**WHAT YOU WILL DO:** Using the records below, locate all lines containing "structured" and return them.

**RECORDED DATA:**
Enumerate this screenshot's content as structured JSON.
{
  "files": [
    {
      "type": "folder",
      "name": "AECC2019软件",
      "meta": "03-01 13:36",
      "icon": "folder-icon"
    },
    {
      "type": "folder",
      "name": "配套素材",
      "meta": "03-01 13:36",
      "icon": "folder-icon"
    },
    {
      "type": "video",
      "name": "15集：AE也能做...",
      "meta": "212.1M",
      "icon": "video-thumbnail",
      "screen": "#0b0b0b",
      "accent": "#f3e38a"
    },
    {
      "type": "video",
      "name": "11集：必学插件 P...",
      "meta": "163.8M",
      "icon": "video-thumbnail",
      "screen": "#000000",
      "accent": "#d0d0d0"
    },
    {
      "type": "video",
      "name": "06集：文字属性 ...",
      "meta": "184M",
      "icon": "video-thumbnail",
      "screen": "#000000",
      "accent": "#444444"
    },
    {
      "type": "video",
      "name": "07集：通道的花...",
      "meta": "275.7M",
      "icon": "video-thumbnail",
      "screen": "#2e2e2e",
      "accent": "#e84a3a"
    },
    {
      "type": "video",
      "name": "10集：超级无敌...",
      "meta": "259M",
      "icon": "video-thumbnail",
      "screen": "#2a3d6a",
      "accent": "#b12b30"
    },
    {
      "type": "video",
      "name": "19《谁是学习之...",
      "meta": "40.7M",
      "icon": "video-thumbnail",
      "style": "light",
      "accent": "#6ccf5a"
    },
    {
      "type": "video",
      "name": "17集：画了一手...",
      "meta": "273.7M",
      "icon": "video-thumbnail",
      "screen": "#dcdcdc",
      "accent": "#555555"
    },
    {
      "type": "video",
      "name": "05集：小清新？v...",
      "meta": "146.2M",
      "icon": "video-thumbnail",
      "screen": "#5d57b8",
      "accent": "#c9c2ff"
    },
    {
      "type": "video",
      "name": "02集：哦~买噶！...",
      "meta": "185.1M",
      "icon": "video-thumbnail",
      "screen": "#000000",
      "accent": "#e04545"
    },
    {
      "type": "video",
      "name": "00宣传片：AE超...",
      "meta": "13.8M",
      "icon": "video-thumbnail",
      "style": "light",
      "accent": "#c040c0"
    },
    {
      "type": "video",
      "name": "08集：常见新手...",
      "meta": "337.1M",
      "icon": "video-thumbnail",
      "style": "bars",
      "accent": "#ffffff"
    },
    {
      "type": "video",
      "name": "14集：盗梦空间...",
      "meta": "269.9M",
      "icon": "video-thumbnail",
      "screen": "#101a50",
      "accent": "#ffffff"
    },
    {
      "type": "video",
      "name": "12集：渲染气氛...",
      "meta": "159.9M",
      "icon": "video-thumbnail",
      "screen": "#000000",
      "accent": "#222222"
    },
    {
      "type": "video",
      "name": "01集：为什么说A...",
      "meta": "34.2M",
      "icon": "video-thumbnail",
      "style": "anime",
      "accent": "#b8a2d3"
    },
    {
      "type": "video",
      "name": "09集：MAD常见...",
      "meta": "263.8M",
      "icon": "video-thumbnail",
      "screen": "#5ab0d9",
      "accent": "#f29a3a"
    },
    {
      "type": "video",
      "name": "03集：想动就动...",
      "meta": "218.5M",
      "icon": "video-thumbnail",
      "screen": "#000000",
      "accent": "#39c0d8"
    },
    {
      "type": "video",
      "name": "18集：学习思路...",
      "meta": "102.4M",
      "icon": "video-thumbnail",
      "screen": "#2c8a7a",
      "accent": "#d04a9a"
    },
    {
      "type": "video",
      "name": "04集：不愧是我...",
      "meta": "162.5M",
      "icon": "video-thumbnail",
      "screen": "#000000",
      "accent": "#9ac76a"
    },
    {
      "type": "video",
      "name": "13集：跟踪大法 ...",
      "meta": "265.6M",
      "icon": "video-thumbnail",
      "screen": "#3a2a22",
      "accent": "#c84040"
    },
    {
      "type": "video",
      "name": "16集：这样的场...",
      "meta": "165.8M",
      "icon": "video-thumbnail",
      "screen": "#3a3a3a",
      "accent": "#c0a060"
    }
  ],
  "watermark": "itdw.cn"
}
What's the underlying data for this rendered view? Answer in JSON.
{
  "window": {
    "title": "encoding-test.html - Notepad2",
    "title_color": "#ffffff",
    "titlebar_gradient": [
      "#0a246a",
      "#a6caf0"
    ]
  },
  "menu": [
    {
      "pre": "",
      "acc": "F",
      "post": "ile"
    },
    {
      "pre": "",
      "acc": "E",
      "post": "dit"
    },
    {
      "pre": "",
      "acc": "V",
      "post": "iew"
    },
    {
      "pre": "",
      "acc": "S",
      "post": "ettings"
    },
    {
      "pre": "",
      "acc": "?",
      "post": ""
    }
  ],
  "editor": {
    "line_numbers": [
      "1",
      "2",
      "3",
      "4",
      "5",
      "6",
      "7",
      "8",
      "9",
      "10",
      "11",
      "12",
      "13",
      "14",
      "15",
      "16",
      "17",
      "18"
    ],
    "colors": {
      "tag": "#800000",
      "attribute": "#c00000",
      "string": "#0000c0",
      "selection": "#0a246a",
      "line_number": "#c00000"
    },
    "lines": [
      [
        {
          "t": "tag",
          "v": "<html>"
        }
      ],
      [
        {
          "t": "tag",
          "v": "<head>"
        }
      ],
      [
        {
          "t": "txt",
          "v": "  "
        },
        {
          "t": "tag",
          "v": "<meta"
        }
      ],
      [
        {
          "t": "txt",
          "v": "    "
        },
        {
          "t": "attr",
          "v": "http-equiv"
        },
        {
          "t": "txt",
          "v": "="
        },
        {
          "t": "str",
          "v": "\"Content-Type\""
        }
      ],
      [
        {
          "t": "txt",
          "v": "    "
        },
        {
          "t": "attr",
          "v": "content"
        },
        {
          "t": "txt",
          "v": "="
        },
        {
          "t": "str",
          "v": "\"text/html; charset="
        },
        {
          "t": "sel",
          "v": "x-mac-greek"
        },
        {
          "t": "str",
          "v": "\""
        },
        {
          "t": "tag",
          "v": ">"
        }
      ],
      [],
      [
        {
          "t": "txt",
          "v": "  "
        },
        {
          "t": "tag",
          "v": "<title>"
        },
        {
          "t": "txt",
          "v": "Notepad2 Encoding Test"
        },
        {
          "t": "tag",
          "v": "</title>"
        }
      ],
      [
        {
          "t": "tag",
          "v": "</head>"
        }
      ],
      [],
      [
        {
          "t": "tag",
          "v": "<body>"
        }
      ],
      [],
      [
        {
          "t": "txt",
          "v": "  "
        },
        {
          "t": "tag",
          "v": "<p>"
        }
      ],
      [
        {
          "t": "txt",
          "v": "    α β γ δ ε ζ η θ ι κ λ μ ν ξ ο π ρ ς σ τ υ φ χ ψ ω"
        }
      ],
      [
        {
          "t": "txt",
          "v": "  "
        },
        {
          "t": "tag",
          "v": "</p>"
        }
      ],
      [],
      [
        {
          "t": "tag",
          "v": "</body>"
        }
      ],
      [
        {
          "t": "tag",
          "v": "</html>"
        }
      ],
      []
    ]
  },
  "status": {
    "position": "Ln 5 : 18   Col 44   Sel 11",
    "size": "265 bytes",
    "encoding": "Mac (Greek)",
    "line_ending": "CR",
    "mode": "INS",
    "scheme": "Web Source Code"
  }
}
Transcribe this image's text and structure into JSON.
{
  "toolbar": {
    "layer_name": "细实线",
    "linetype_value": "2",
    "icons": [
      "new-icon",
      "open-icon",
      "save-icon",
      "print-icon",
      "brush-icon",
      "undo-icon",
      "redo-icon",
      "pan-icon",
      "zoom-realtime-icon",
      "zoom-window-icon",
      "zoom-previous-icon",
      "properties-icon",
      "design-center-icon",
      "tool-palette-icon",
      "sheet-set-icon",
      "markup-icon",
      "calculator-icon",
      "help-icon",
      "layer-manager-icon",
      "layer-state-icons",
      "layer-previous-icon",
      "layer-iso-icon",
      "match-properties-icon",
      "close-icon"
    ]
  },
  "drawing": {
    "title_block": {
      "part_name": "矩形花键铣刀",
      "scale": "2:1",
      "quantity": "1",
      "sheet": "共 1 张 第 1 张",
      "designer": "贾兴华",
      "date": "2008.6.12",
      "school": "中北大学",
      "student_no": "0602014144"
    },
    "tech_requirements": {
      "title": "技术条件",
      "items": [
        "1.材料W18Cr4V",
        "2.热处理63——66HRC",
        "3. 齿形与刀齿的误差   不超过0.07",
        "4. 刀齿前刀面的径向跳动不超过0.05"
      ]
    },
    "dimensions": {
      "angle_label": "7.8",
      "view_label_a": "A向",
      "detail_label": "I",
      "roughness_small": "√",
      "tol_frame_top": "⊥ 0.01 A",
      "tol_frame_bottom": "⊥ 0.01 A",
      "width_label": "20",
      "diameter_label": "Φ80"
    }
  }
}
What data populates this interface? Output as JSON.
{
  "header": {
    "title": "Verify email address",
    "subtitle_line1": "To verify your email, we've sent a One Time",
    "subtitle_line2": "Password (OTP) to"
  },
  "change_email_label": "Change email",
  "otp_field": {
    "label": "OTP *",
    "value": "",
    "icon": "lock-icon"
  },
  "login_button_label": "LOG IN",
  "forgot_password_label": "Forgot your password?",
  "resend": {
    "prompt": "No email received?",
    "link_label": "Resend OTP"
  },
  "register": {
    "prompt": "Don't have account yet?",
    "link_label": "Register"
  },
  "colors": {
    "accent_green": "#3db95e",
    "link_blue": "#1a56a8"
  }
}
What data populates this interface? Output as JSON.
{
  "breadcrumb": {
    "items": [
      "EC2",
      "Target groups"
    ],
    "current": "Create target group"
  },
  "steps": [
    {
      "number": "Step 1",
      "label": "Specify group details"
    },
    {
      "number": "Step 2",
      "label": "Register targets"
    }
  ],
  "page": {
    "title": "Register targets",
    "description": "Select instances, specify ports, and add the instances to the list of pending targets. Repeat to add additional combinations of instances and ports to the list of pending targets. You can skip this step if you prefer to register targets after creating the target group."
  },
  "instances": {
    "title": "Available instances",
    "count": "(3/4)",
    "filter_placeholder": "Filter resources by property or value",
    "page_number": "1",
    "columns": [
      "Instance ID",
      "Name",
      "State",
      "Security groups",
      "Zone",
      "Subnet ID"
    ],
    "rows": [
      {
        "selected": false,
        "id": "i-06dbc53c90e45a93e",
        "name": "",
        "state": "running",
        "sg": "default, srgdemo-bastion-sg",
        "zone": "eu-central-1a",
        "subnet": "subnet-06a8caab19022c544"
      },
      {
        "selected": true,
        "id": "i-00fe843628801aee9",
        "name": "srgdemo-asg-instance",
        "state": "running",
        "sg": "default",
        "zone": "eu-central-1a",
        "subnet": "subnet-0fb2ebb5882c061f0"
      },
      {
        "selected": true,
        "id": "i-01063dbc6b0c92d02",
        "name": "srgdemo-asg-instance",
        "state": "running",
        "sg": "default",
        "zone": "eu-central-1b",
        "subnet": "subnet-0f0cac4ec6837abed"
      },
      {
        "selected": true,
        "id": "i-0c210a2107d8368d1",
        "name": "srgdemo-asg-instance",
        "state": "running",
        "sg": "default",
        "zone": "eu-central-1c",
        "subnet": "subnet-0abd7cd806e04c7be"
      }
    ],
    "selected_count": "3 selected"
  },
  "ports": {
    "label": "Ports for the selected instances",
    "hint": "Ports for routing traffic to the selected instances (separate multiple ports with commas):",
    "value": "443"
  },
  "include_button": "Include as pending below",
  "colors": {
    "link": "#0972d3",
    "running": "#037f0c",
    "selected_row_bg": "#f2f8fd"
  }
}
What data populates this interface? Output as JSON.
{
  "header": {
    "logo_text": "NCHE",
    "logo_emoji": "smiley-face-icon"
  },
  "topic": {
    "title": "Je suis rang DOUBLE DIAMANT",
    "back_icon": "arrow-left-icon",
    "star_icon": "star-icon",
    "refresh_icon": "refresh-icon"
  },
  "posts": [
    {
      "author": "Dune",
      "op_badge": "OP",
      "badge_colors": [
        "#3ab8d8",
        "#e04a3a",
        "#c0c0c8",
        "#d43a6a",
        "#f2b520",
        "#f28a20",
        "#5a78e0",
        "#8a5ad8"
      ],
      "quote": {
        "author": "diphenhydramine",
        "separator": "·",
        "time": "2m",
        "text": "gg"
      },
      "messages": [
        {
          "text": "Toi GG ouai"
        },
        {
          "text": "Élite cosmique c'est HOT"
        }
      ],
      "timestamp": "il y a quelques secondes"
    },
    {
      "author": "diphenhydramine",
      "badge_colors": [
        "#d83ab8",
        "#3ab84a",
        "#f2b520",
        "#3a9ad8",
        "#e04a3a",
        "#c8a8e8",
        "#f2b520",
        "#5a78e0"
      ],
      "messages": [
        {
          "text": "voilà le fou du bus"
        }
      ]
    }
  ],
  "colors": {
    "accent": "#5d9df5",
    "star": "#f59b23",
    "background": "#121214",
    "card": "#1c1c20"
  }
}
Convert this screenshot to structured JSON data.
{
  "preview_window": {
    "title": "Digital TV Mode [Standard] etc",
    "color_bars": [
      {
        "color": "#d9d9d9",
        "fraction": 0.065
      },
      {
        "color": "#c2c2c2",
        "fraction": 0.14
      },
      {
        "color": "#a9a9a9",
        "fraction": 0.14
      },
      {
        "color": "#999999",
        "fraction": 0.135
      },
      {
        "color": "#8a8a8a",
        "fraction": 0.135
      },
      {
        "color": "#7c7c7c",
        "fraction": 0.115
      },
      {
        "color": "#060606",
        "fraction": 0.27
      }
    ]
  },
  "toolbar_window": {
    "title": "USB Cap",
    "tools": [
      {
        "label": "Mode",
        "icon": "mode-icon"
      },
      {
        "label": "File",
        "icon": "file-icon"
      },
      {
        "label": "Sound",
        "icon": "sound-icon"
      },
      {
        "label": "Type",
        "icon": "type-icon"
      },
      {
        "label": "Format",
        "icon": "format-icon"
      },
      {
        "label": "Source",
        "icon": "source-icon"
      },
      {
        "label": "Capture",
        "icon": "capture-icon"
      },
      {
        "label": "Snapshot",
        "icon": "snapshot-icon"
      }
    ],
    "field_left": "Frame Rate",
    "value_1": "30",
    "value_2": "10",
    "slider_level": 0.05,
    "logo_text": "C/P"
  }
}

**FULL RESPONSE:**
Enumerate this screenshot's content as structured JSON.
Convert this screenshot to structured JSON data.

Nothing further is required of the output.